▶ **EXERCISE**: Please write out the material that follows, exactly as it stands.

▶ **DATASET**:
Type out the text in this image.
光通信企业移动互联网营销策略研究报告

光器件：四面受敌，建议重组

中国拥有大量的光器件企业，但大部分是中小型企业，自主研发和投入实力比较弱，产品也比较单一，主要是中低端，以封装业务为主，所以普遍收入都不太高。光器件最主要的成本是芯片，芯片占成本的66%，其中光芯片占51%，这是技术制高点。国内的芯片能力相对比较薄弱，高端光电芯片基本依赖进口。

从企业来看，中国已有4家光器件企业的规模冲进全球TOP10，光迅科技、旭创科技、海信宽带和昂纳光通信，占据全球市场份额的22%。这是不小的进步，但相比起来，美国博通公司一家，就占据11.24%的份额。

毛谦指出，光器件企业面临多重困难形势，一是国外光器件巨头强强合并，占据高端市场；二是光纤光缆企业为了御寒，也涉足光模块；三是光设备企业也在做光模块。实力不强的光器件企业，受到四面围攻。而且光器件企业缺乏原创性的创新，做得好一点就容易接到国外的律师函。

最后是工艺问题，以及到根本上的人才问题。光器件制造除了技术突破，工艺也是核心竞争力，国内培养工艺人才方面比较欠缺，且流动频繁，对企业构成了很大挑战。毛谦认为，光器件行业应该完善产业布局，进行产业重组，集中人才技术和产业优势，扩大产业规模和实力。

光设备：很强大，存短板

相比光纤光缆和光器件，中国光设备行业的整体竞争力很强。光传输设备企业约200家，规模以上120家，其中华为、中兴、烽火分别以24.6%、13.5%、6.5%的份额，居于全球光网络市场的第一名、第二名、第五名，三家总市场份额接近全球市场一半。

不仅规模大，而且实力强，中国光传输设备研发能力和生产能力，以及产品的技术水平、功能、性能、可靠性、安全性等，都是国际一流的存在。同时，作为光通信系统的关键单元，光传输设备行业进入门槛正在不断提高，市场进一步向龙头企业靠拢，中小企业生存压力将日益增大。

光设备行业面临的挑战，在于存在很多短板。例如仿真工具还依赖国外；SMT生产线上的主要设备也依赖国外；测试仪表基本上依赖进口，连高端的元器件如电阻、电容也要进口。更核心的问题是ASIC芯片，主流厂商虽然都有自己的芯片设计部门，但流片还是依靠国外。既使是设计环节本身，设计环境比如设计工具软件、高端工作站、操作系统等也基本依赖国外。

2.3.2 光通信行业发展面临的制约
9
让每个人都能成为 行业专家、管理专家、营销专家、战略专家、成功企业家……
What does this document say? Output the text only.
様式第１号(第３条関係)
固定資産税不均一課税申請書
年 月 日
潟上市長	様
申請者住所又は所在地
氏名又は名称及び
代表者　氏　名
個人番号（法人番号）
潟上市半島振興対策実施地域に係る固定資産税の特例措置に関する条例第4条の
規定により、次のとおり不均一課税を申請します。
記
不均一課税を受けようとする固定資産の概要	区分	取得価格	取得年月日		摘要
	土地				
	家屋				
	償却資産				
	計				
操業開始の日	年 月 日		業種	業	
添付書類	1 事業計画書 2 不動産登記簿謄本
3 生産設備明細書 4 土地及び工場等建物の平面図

▶ **ANSWER TO THIS PROBLEM**:
Type out the text in this image.
光通信企业移动互联网营销策略研究报告

光器件：四面受敌，建议重组

中国拥有大量的光器件企业，但大部分是中小型企业，自主研发和投入实力比较弱，产品也比较单一，主要是中低端，以封装业务为主，所以普遍收入都不太高。光器件最主要的成本是芯片，芯片占成本的66%，其中光芯片占51%，这是技术制高点。国内的芯片能力相对比较薄弱，高端光电芯片基本依赖进口。

从企业来看，中国已有4家光器件企业的规模冲进全球TOP10，光迅科技、旭创科技、海信宽带和昂纳光通信，占据全球市场份额的22%。这是不小的进步，但相比起来，美国博通公司一家，就占据11.24%的份额。

毛谦指出，光器件企业面临多重困难形势，一是国外光器件巨头强强合并，占据高端市场；二是光纤光缆企业为了御寒，也涉足光模块；三是光设备企业也在做光模块。实力不强的光器件企业，受到四面围攻。而且光器件企业缺乏原创性的创新，做得好一点就容易接到国外的律师函。

最后是工艺问题，以及到根本上的人才问题。光器件制造除了技术突破，工艺也是核心竞争力，国内培养工艺人才方面比较欠缺，且流动频繁，对企业构成了很大挑战。毛谦认为，光器件行业应该完善产业布局，进行产业重组，集中人才技术和产业优势，扩大产业规模和实力。

光设备：很强大，存短板

相比光纤光缆和光器件，中国光设备行业的整体竞争力很强。光传输设备企业约200家，规模以上120家，其中华为、中兴、烽火分别以24.6%、13.5%、6.5%的份额，居于全球光网络市场的第一名、第二名、第五名，三家总市场份额接近全球市场一半。

不仅规模大，而且实力强，中国光传输设备研发能力和生产能力，以及产品的技术水平、功能、性能、可靠性、安全性等，都是国际一流的存在。同时，作为光通信系统的关键单元，光传输设备行业进入门槛正在不断提高，市场进一步向龙头企业靠拢，中小企业生存压力将日益增大。

光设备行业面临的挑战，在于存在很多短板。例如仿真工具还依赖国外；SMT生产线上的主要设备也依赖国外；测试仪表基本上依赖进口，连高端的元器件如电阻、电容也要进口。更核心的问题是ASIC芯片，主流厂商虽然都有自己的芯片设计部门，但流片还是依靠国外。既使是设计环节本身，设计环境比如设计工具软件、高端工作站、操作系统等也基本依赖国外。

2.3.2 光通信行业发展面临的制约
9
让每个人都能成为 行业专家、管理专家、营销专家、战略专家、成功企业家……
What does this document say? Output the text only.
様式第１号(第３条関係)
固定資産税不均一課税申請書
年 月 日
潟上市長	様
申請者住所又は所在地
氏名又は名称及び
代表者　氏　名
個人番号（法人番号）
潟上市半島振興対策実施地域に係る固定資産税の特例措置に関する条例第4条の
規定により、次のとおり不均一課税を申請します。
記
不均一課税を受けようとする固定資産の概要	区分	取得価格	取得年月日		摘要
	土地				
	家屋				
	償却資産				
	計				
操業開始の日	年 月 日		業種	業	
添付書類	1 事業計画書 2 不動産登記簿謄本
3 生産設備明細書 4 土地及び工場等建物の平面図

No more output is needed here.